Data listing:
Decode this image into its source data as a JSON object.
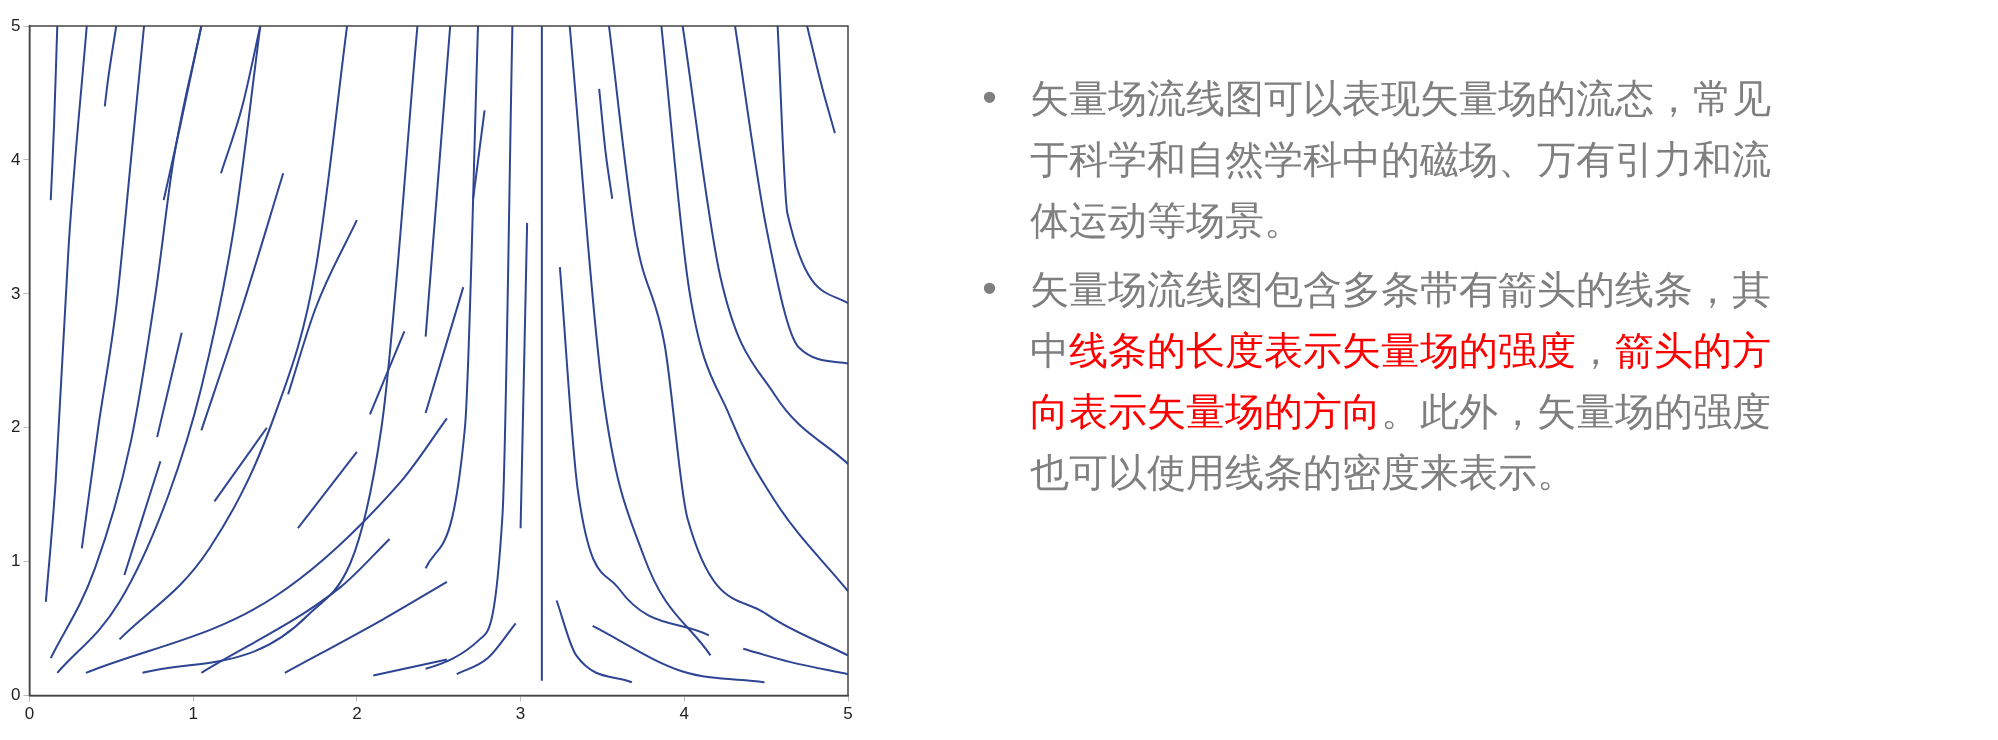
{
  "chart_data": {
    "type": "line",
    "xlim": [
      0,
      5
    ],
    "ylim": [
      0,
      5
    ],
    "xticks": [
      0,
      1,
      2,
      3,
      4,
      5
    ],
    "yticks": [
      0,
      1,
      2,
      3,
      4,
      5
    ],
    "grid": false,
    "legend": false,
    "marker": "none",
    "line_style": "solid",
    "series": [
      {
        "color": "#2e4593",
        "x": [
          0.1,
          0.16,
          0.24,
          0.35
        ],
        "values": [
          0.7,
          1.6,
          3.37,
          5
        ]
      },
      {
        "color": "#2e4593",
        "x": [
          0.13,
          0.15,
          0.17
        ],
        "values": [
          3.7,
          4.25,
          5
        ]
      },
      {
        "color": "#2e4593",
        "x": [
          0.46,
          0.48,
          0.53
        ],
        "values": [
          4.4,
          4.6,
          5
        ]
      },
      {
        "color": "#2e4593",
        "x": [
          0.32,
          0.42,
          0.53,
          0.62,
          0.7
        ],
        "values": [
          1.1,
          2,
          2.9,
          4,
          5
        ]
      },
      {
        "color": "#2e4593",
        "x": [
          0.13,
          0.4,
          0.62,
          0.77,
          0.88,
          1.05
        ],
        "values": [
          0.28,
          0.95,
          1.9,
          3,
          4,
          5
        ]
      },
      {
        "color": "#2e4593",
        "x": [
          0.17,
          0.55,
          0.85,
          1.05,
          1.25,
          1.41
        ],
        "values": [
          0.17,
          0.7,
          1.5,
          2.3,
          3.5,
          5
        ]
      },
      {
        "color": "#2e4593",
        "x": [
          0.55,
          1.1,
          1.5,
          1.75,
          1.94
        ],
        "values": [
          0.42,
          1.1,
          2.1,
          3.2,
          5
        ]
      },
      {
        "color": "#2e4593",
        "x": [
          0.69,
          1.7,
          2.15,
          2.37
        ],
        "values": [
          0.17,
          0.6,
          2,
          5
        ]
      },
      {
        "color": "#2e4593",
        "x": [
          0.345,
          1.5,
          2.27,
          2.55
        ],
        "values": [
          0.17,
          0.74,
          1.6,
          2.07
        ]
      },
      {
        "color": "#2e4593",
        "x": [
          1.05,
          1.9,
          2.2
        ],
        "values": [
          0.17,
          0.81,
          1.17
        ]
      },
      {
        "color": "#2e4593",
        "x": [
          1.56,
          2.16,
          2.55
        ],
        "values": [
          0.17,
          0.57,
          0.85
        ]
      },
      {
        "color": "#2e4593",
        "x": [
          2.1,
          2.55
        ],
        "values": [
          0.15,
          0.27
        ]
      },
      {
        "color": "#2e4593",
        "x": [
          0.78,
          0.93
        ],
        "values": [
          1.93,
          2.71
        ]
      },
      {
        "color": "#2e4593",
        "x": [
          1.05,
          1.3,
          1.55
        ],
        "values": [
          1.98,
          2.9,
          3.9
        ]
      },
      {
        "color": "#2e4593",
        "x": [
          1.17,
          1.3,
          1.41
        ],
        "values": [
          3.9,
          4.4,
          5
        ]
      },
      {
        "color": "#2e4593",
        "x": [
          0.82,
          0.92,
          1.05
        ],
        "values": [
          3.7,
          4.25,
          5
        ]
      },
      {
        "color": "#2e4593",
        "x": [
          0.58,
          0.8
        ],
        "values": [
          0.9,
          1.75
        ]
      },
      {
        "color": "#2e4593",
        "x": [
          1.13,
          1.45
        ],
        "values": [
          1.45,
          2.0
        ]
      },
      {
        "color": "#2e4593",
        "x": [
          1.64,
          2.0
        ],
        "values": [
          1.25,
          1.82
        ]
      },
      {
        "color": "#2e4593",
        "x": [
          2.08,
          2.29
        ],
        "values": [
          2.1,
          2.72
        ]
      },
      {
        "color": "#2e4593",
        "x": [
          1.58,
          1.75,
          2.0
        ],
        "values": [
          2.25,
          2.9,
          3.55
        ]
      },
      {
        "color": "#2e4593",
        "x": [
          2.42,
          2.57
        ],
        "values": [
          2.68,
          5
        ]
      },
      {
        "color": "#2e4593",
        "x": [
          2.42,
          2.66,
          2.74
        ],
        "values": [
          0.95,
          2,
          5
        ]
      },
      {
        "color": "#2e4593",
        "x": [
          2.42,
          2.75,
          2.89,
          2.95
        ],
        "values": [
          0.2,
          0.42,
          1.36,
          5
        ]
      },
      {
        "color": "#2e4593",
        "x": [
          2.71,
          2.78
        ],
        "values": [
          3.71,
          4.37
        ]
      },
      {
        "color": "#2e4593",
        "x": [
          2.42,
          2.65
        ],
        "values": [
          2.11,
          3.05
        ]
      },
      {
        "color": "#2e4593",
        "x": [
          3.0,
          3.04
        ],
        "values": [
          1.25,
          3.53
        ]
      },
      {
        "color": "#2e4593",
        "x": [
          2.61,
          2.8,
          2.97
        ],
        "values": [
          0.16,
          0.28,
          0.54
        ]
      },
      {
        "color": "#2e4593",
        "x": [
          3.13,
          3.13
        ],
        "values": [
          0.11,
          5
        ]
      },
      {
        "color": "#2e4593",
        "x": [
          3.22,
          3.34,
          3.68
        ],
        "values": [
          0.71,
          0.3,
          0.1
        ]
      },
      {
        "color": "#2e4593",
        "x": [
          3.24,
          3.35,
          3.6,
          4.15
        ],
        "values": [
          3.2,
          1.53,
          0.8,
          0.45
        ]
      },
      {
        "color": "#2e4593",
        "x": [
          3.3,
          3.5,
          3.75,
          4.16
        ],
        "values": [
          5,
          2.28,
          1.05,
          0.3
        ]
      },
      {
        "color": "#2e4593",
        "x": [
          3.54,
          3.7,
          3.88,
          4.02,
          4.5,
          5
        ],
        "values": [
          5,
          3.44,
          2.62,
          1.32,
          0.61,
          0.3
        ]
      },
      {
        "color": "#2e4593",
        "x": [
          3.86,
          4.03,
          4.28,
          4.55,
          5
        ],
        "values": [
          5,
          3.03,
          2.08,
          1.46,
          0.78
        ]
      },
      {
        "color": "#2e4593",
        "x": [
          3.99,
          4.22,
          4.55,
          5
        ],
        "values": [
          5,
          3.13,
          2.25,
          1.73
        ]
      },
      {
        "color": "#2e4593",
        "x": [
          4.31,
          4.5,
          4.7,
          5
        ],
        "values": [
          5,
          3.5,
          2.6,
          2.48
        ]
      },
      {
        "color": "#2e4593",
        "x": [
          4.57,
          4.63,
          5
        ],
        "values": [
          5,
          3.6,
          2.93
        ]
      },
      {
        "color": "#2e4593",
        "x": [
          4.75,
          4.84,
          4.92
        ],
        "values": [
          5,
          4.55,
          4.2
        ]
      },
      {
        "color": "#2e4593",
        "x": [
          3.44,
          3.99,
          4.49
        ],
        "values": [
          0.52,
          0.18,
          0.1
        ]
      },
      {
        "color": "#2e4593",
        "x": [
          4.36,
          4.65,
          5
        ],
        "values": [
          0.35,
          0.25,
          0.16
        ]
      },
      {
        "color": "#2e4593",
        "x": [
          3.48,
          3.52,
          3.56
        ],
        "values": [
          4.53,
          4.05,
          3.71
        ]
      }
    ],
    "annotations": [
      "•矢量场流线图可以表现矢量场的流态，常见于科学和自然学科中的磁场、万有引力和流体运动等场景。",
      "•矢量场流线图包含多条带有箭头的线条，其中",
      "线条的长度表示矢量场的强度",
      "，",
      "箭头的方向表示矢量场的方向",
      "。此外，矢量场的强度也可以使用线条的密度来表示。"
    ]
  }
}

**WORK REQUIRED**
Every line should be retyped exactly, with the pictures omitted.

**ANSWER FOR THE TASK**
Decode this image into its source data as a JSON object.
{
  "chart_data": {
    "type": "line",
    "xlim": [
      0,
      5
    ],
    "ylim": [
      0,
      5
    ],
    "xticks": [
      0,
      1,
      2,
      3,
      4,
      5
    ],
    "yticks": [
      0,
      1,
      2,
      3,
      4,
      5
    ],
    "grid": false,
    "legend": false,
    "marker": "none",
    "line_style": "solid",
    "series": [
      {
        "color": "#2e4593",
        "x": [
          0.1,
          0.16,
          0.24,
          0.35
        ],
        "values": [
          0.7,
          1.6,
          3.37,
          5
        ]
      },
      {
        "color": "#2e4593",
        "x": [
          0.13,
          0.15,
          0.17
        ],
        "values": [
          3.7,
          4.25,
          5
        ]
      },
      {
        "color": "#2e4593",
        "x": [
          0.46,
          0.48,
          0.53
        ],
        "values": [
          4.4,
          4.6,
          5
        ]
      },
      {
        "color": "#2e4593",
        "x": [
          0.32,
          0.42,
          0.53,
          0.62,
          0.7
        ],
        "values": [
          1.1,
          2,
          2.9,
          4,
          5
        ]
      },
      {
        "color": "#2e4593",
        "x": [
          0.13,
          0.4,
          0.62,
          0.77,
          0.88,
          1.05
        ],
        "values": [
          0.28,
          0.95,
          1.9,
          3,
          4,
          5
        ]
      },
      {
        "color": "#2e4593",
        "x": [
          0.17,
          0.55,
          0.85,
          1.05,
          1.25,
          1.41
        ],
        "values": [
          0.17,
          0.7,
          1.5,
          2.3,
          3.5,
          5
        ]
      },
      {
        "color": "#2e4593",
        "x": [
          0.55,
          1.1,
          1.5,
          1.75,
          1.94
        ],
        "values": [
          0.42,
          1.1,
          2.1,
          3.2,
          5
        ]
      },
      {
        "color": "#2e4593",
        "x": [
          0.69,
          1.7,
          2.15,
          2.37
        ],
        "values": [
          0.17,
          0.6,
          2,
          5
        ]
      },
      {
        "color": "#2e4593",
        "x": [
          0.345,
          1.5,
          2.27,
          2.55
        ],
        "values": [
          0.17,
          0.74,
          1.6,
          2.07
        ]
      },
      {
        "color": "#2e4593",
        "x": [
          1.05,
          1.9,
          2.2
        ],
        "values": [
          0.17,
          0.81,
          1.17
        ]
      },
      {
        "color": "#2e4593",
        "x": [
          1.56,
          2.16,
          2.55
        ],
        "values": [
          0.17,
          0.57,
          0.85
        ]
      },
      {
        "color": "#2e4593",
        "x": [
          2.1,
          2.55
        ],
        "values": [
          0.15,
          0.27
        ]
      },
      {
        "color": "#2e4593",
        "x": [
          0.78,
          0.93
        ],
        "values": [
          1.93,
          2.71
        ]
      },
      {
        "color": "#2e4593",
        "x": [
          1.05,
          1.3,
          1.55
        ],
        "values": [
          1.98,
          2.9,
          3.9
        ]
      },
      {
        "color": "#2e4593",
        "x": [
          1.17,
          1.3,
          1.41
        ],
        "values": [
          3.9,
          4.4,
          5
        ]
      },
      {
        "color": "#2e4593",
        "x": [
          0.82,
          0.92,
          1.05
        ],
        "values": [
          3.7,
          4.25,
          5
        ]
      },
      {
        "color": "#2e4593",
        "x": [
          0.58,
          0.8
        ],
        "values": [
          0.9,
          1.75
        ]
      },
      {
        "color": "#2e4593",
        "x": [
          1.13,
          1.45
        ],
        "values": [
          1.45,
          2.0
        ]
      },
      {
        "color": "#2e4593",
        "x": [
          1.64,
          2.0
        ],
        "values": [
          1.25,
          1.82
        ]
      },
      {
        "color": "#2e4593",
        "x": [
          2.08,
          2.29
        ],
        "values": [
          2.1,
          2.72
        ]
      },
      {
        "color": "#2e4593",
        "x": [
          1.58,
          1.75,
          2.0
        ],
        "values": [
          2.25,
          2.9,
          3.55
        ]
      },
      {
        "color": "#2e4593",
        "x": [
          2.42,
          2.57
        ],
        "values": [
          2.68,
          5
        ]
      },
      {
        "color": "#2e4593",
        "x": [
          2.42,
          2.66,
          2.74
        ],
        "values": [
          0.95,
          2,
          5
        ]
      },
      {
        "color": "#2e4593",
        "x": [
          2.42,
          2.75,
          2.89,
          2.95
        ],
        "values": [
          0.2,
          0.42,
          1.36,
          5
        ]
      },
      {
        "color": "#2e4593",
        "x": [
          2.71,
          2.78
        ],
        "values": [
          3.71,
          4.37
        ]
      },
      {
        "color": "#2e4593",
        "x": [
          2.42,
          2.65
        ],
        "values": [
          2.11,
          3.05
        ]
      },
      {
        "color": "#2e4593",
        "x": [
          3.0,
          3.04
        ],
        "values": [
          1.25,
          3.53
        ]
      },
      {
        "color": "#2e4593",
        "x": [
          2.61,
          2.8,
          2.97
        ],
        "values": [
          0.16,
          0.28,
          0.54
        ]
      },
      {
        "color": "#2e4593",
        "x": [
          3.13,
          3.13
        ],
        "values": [
          0.11,
          5
        ]
      },
      {
        "color": "#2e4593",
        "x": [
          3.22,
          3.34,
          3.68
        ],
        "values": [
          0.71,
          0.3,
          0.1
        ]
      },
      {
        "color": "#2e4593",
        "x": [
          3.24,
          3.35,
          3.6,
          4.15
        ],
        "values": [
          3.2,
          1.53,
          0.8,
          0.45
        ]
      },
      {
        "color": "#2e4593",
        "x": [
          3.3,
          3.5,
          3.75,
          4.16
        ],
        "values": [
          5,
          2.28,
          1.05,
          0.3
        ]
      },
      {
        "color": "#2e4593",
        "x": [
          3.54,
          3.7,
          3.88,
          4.02,
          4.5,
          5
        ],
        "values": [
          5,
          3.44,
          2.62,
          1.32,
          0.61,
          0.3
        ]
      },
      {
        "color": "#2e4593",
        "x": [
          3.86,
          4.03,
          4.28,
          4.55,
          5
        ],
        "values": [
          5,
          3.03,
          2.08,
          1.46,
          0.78
        ]
      },
      {
        "color": "#2e4593",
        "x": [
          3.99,
          4.22,
          4.55,
          5
        ],
        "values": [
          5,
          3.13,
          2.25,
          1.73
        ]
      },
      {
        "color": "#2e4593",
        "x": [
          4.31,
          4.5,
          4.7,
          5
        ],
        "values": [
          5,
          3.5,
          2.6,
          2.48
        ]
      },
      {
        "color": "#2e4593",
        "x": [
          4.57,
          4.63,
          5
        ],
        "values": [
          5,
          3.6,
          2.93
        ]
      },
      {
        "color": "#2e4593",
        "x": [
          4.75,
          4.84,
          4.92
        ],
        "values": [
          5,
          4.55,
          4.2
        ]
      },
      {
        "color": "#2e4593",
        "x": [
          3.44,
          3.99,
          4.49
        ],
        "values": [
          0.52,
          0.18,
          0.1
        ]
      },
      {
        "color": "#2e4593",
        "x": [
          4.36,
          4.65,
          5
        ],
        "values": [
          0.35,
          0.25,
          0.16
        ]
      },
      {
        "color": "#2e4593",
        "x": [
          3.48,
          3.52,
          3.56
        ],
        "values": [
          4.53,
          4.05,
          3.71
        ]
      }
    ],
    "annotations": [
      "•矢量场流线图可以表现矢量场的流态，常见于科学和自然学科中的磁场、万有引力和流体运动等场景。",
      "•矢量场流线图包含多条带有箭头的线条，其中",
      "线条的长度表示矢量场的强度",
      "，",
      "箭头的方向表示矢量场的方向",
      "。此外，矢量场的强度也可以使用线条的密度来表示。"
    ]
  }
}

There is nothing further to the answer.